▶ **TASK STATEMENT**:
Below are records to repeat exactly. Omit the pictures from the copy.
[START]
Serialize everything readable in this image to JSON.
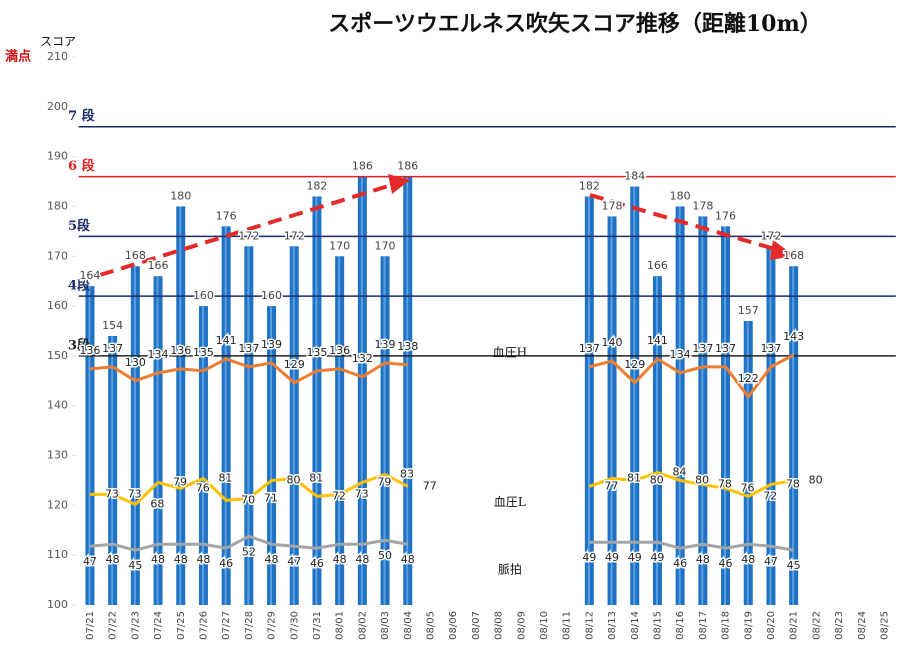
{
  "chart_data": {
    "type": "bar",
    "title": "スポーツウエルネス吹矢スコア推移（距離10m）",
    "full_mark_label": "満点",
    "categories": [
      "07/21",
      "07/22",
      "07/23",
      "07/24",
      "07/25",
      "07/26",
      "07/27",
      "07/28",
      "07/29",
      "07/30",
      "07/31",
      "08/01",
      "08/02",
      "08/03",
      "08/04",
      "08/05",
      "08/06",
      "08/07",
      "08/08",
      "08/09",
      "08/10",
      "08/11",
      "08/12",
      "08/13",
      "08/14",
      "08/15",
      "08/16",
      "08/17",
      "08/18",
      "08/19",
      "08/20",
      "08/21",
      "08/22",
      "08/23",
      "08/24",
      "08/25"
    ],
    "series": [
      {
        "name": "スコア",
        "type": "bar",
        "color": "#1f72c4",
        "values": [
          164,
          154,
          168,
          166,
          180,
          160,
          176,
          172,
          160,
          172,
          182,
          170,
          186,
          170,
          186,
          null,
          null,
          null,
          null,
          null,
          null,
          null,
          182,
          178,
          184,
          166,
          180,
          178,
          176,
          157,
          172,
          168,
          null,
          null,
          null,
          null
        ]
      },
      {
        "name": "血圧H",
        "type": "line",
        "axis": "y2",
        "color": "#ed7d31",
        "values": [
          136,
          137,
          130,
          134,
          136,
          135,
          141,
          137,
          139,
          129,
          135,
          136,
          132,
          139,
          138,
          null,
          null,
          null,
          null,
          null,
          null,
          null,
          137,
          140,
          129,
          141,
          134,
          137,
          137,
          122,
          137,
          143,
          null,
          null,
          null,
          null
        ]
      },
      {
        "name": "血圧L",
        "type": "line",
        "axis": "y2",
        "color": "#ffc000",
        "values": [
          73,
          73,
          68,
          79,
          76,
          81,
          70,
          71,
          80,
          81,
          72,
          73,
          79,
          83,
          77,
          null,
          null,
          null,
          null,
          null,
          null,
          null,
          77,
          81,
          80,
          84,
          80,
          78,
          76,
          72,
          78,
          80,
          null,
          null,
          null,
          null
        ]
      },
      {
        "name": "脈拍",
        "type": "line",
        "axis": "y2",
        "color": "#a5a5a5",
        "values": [
          47,
          48,
          45,
          48,
          48,
          48,
          46,
          52,
          48,
          47,
          46,
          48,
          48,
          50,
          48,
          null,
          null,
          null,
          null,
          null,
          null,
          null,
          49,
          49,
          49,
          49,
          46,
          48,
          46,
          48,
          47,
          45,
          null,
          null,
          null,
          null
        ]
      }
    ],
    "ylim": [
      100,
      210
    ],
    "yticks": [
      100,
      110,
      120,
      130,
      140,
      150,
      160,
      170,
      180,
      190,
      200,
      210
    ],
    "y2lim": [
      17.5,
      292.5
    ],
    "reference_lines": [
      {
        "label": "7 段",
        "value": 196,
        "color": "#1a2a6c"
      },
      {
        "label": "6 段",
        "value": 186,
        "color": "#e02020"
      },
      {
        "label": "5段",
        "value": 174,
        "color": "#1a2a6c"
      },
      {
        "label": "4段",
        "value": 162,
        "color": "#1a2a6c"
      },
      {
        "label": "3段",
        "value": 150,
        "color": "#222222"
      }
    ]
  }
}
[END]
▶ **WRITTEN RESPONSE**:
Serialize everything readable in this image to JSON.
{
  "chart_data": {
    "type": "bar",
    "title": "スポーツウエルネス吹矢スコア推移（距離10m）",
    "full_mark_label": "満点",
    "categories": [
      "07/21",
      "07/22",
      "07/23",
      "07/24",
      "07/25",
      "07/26",
      "07/27",
      "07/28",
      "07/29",
      "07/30",
      "07/31",
      "08/01",
      "08/02",
      "08/03",
      "08/04",
      "08/05",
      "08/06",
      "08/07",
      "08/08",
      "08/09",
      "08/10",
      "08/11",
      "08/12",
      "08/13",
      "08/14",
      "08/15",
      "08/16",
      "08/17",
      "08/18",
      "08/19",
      "08/20",
      "08/21",
      "08/22",
      "08/23",
      "08/24",
      "08/25"
    ],
    "series": [
      {
        "name": "スコア",
        "type": "bar",
        "color": "#1f72c4",
        "values": [
          164,
          154,
          168,
          166,
          180,
          160,
          176,
          172,
          160,
          172,
          182,
          170,
          186,
          170,
          186,
          null,
          null,
          null,
          null,
          null,
          null,
          null,
          182,
          178,
          184,
          166,
          180,
          178,
          176,
          157,
          172,
          168,
          null,
          null,
          null,
          null
        ]
      },
      {
        "name": "血圧H",
        "type": "line",
        "axis": "y2",
        "color": "#ed7d31",
        "values": [
          136,
          137,
          130,
          134,
          136,
          135,
          141,
          137,
          139,
          129,
          135,
          136,
          132,
          139,
          138,
          null,
          null,
          null,
          null,
          null,
          null,
          null,
          137,
          140,
          129,
          141,
          134,
          137,
          137,
          122,
          137,
          143,
          null,
          null,
          null,
          null
        ]
      },
      {
        "name": "血圧L",
        "type": "line",
        "axis": "y2",
        "color": "#ffc000",
        "values": [
          73,
          73,
          68,
          79,
          76,
          81,
          70,
          71,
          80,
          81,
          72,
          73,
          79,
          83,
          77,
          null,
          null,
          null,
          null,
          null,
          null,
          null,
          77,
          81,
          80,
          84,
          80,
          78,
          76,
          72,
          78,
          80,
          null,
          null,
          null,
          null
        ]
      },
      {
        "name": "脈拍",
        "type": "line",
        "axis": "y2",
        "color": "#a5a5a5",
        "values": [
          47,
          48,
          45,
          48,
          48,
          48,
          46,
          52,
          48,
          47,
          46,
          48,
          48,
          50,
          48,
          null,
          null,
          null,
          null,
          null,
          null,
          null,
          49,
          49,
          49,
          49,
          46,
          48,
          46,
          48,
          47,
          45,
          null,
          null,
          null,
          null
        ]
      }
    ],
    "ylim": [
      100,
      210
    ],
    "yticks": [
      100,
      110,
      120,
      130,
      140,
      150,
      160,
      170,
      180,
      190,
      200,
      210
    ],
    "y2lim": [
      17.5,
      292.5
    ],
    "reference_lines": [
      {
        "label": "7 段",
        "value": 196,
        "color": "#1a2a6c"
      },
      {
        "label": "6 段",
        "value": 186,
        "color": "#e02020"
      },
      {
        "label": "5段",
        "value": 174,
        "color": "#1a2a6c"
      },
      {
        "label": "4段",
        "value": 162,
        "color": "#1a2a6c"
      },
      {
        "label": "3段",
        "value": 150,
        "color": "#222222"
      }
    ]
  }
}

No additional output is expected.